Scan the material for the word "erzeugen", and copy each line where it shows up.

· · ·

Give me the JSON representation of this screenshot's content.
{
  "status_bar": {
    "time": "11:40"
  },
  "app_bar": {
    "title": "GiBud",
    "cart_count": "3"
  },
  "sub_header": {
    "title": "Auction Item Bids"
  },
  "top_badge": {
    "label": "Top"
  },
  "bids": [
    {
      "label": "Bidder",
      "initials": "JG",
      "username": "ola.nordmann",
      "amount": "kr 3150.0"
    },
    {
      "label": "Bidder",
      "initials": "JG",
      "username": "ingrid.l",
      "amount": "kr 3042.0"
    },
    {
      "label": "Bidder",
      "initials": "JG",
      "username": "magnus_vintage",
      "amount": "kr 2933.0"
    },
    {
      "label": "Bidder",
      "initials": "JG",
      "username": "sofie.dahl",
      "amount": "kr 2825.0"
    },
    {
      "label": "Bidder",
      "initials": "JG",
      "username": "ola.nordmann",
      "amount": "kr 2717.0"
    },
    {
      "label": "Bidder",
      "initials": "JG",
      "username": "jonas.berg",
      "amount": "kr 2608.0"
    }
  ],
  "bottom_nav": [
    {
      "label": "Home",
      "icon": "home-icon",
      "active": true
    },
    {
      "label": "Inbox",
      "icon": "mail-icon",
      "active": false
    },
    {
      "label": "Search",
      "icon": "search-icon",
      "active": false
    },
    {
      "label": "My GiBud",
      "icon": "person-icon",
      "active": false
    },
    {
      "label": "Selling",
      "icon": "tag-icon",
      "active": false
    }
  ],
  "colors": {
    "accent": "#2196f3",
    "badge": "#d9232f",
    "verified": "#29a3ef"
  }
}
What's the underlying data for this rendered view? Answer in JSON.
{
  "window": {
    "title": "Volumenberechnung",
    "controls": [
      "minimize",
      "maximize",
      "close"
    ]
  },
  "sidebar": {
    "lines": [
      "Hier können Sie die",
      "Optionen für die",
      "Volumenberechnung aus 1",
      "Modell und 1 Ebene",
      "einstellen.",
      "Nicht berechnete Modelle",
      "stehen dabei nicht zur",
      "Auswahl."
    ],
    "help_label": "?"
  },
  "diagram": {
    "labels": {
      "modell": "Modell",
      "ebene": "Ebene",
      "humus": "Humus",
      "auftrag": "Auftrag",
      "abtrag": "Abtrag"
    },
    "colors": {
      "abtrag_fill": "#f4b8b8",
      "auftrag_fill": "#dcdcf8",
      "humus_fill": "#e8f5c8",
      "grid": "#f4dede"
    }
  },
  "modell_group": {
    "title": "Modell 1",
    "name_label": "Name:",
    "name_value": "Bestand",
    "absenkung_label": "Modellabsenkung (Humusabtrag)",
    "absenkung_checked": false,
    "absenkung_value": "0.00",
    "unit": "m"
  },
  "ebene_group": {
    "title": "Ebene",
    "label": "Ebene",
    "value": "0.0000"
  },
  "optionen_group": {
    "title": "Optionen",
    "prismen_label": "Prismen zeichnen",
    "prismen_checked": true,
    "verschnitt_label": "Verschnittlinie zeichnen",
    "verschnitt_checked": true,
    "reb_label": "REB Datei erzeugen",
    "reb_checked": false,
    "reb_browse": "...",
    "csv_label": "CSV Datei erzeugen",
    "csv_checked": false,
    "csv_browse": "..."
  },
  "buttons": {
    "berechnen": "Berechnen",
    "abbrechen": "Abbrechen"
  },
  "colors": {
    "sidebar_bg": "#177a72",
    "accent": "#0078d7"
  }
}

· · ·

#### [TASK RESULT]
    "reb_label": "REB Datei erzeugen",
    "csv_label": "CSV Datei erzeugen",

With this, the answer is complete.